Give the number of lines that contain the string "impacto", please, and nothing else.

•••••

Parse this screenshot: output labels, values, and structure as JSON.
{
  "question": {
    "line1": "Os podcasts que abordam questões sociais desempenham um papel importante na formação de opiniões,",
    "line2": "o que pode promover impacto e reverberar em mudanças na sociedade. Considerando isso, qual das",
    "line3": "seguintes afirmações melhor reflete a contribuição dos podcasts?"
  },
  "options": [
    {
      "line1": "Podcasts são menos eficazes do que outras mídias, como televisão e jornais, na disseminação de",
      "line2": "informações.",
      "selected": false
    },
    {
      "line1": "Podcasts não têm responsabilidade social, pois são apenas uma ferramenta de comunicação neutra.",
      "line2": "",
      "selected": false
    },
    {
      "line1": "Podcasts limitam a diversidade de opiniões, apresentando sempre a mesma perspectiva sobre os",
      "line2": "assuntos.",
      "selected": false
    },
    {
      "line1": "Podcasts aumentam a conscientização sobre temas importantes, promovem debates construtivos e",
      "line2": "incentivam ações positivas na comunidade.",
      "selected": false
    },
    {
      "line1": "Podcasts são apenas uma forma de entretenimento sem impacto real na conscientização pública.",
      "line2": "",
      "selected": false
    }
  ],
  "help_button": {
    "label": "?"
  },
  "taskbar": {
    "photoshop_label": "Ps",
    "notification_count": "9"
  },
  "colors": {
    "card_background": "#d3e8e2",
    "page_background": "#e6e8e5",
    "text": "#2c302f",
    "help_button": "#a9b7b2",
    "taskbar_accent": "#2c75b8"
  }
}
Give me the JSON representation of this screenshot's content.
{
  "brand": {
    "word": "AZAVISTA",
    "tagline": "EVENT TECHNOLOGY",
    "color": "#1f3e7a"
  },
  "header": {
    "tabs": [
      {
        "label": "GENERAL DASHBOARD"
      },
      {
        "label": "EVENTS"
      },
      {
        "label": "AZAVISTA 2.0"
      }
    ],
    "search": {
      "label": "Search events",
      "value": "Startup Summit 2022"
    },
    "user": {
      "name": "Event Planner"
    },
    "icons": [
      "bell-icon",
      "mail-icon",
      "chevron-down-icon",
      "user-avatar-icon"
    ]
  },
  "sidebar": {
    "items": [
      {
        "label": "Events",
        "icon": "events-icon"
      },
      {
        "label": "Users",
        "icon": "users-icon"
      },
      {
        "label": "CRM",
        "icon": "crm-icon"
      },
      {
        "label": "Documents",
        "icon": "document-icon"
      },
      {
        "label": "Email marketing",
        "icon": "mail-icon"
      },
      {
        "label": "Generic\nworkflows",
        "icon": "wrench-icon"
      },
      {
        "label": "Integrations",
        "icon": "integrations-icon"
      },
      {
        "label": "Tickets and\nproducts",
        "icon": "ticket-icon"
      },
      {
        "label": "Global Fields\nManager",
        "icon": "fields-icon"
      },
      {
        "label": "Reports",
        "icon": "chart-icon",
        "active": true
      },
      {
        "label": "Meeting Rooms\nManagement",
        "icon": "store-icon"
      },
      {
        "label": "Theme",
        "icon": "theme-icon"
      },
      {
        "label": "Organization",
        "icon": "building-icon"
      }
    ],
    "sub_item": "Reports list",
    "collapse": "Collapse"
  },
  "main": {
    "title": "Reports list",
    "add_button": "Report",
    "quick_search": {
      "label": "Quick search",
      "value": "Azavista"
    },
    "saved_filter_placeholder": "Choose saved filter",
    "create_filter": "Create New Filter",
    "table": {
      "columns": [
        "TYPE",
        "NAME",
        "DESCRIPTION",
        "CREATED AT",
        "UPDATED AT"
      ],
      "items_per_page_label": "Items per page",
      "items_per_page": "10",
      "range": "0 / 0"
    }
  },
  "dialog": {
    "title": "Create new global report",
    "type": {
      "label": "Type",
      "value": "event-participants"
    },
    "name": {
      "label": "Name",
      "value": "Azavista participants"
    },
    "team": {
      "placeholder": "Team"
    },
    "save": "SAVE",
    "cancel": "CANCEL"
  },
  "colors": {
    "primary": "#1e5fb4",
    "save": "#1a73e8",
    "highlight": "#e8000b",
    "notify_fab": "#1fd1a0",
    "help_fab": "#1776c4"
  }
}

•••••

_Output below:_ 2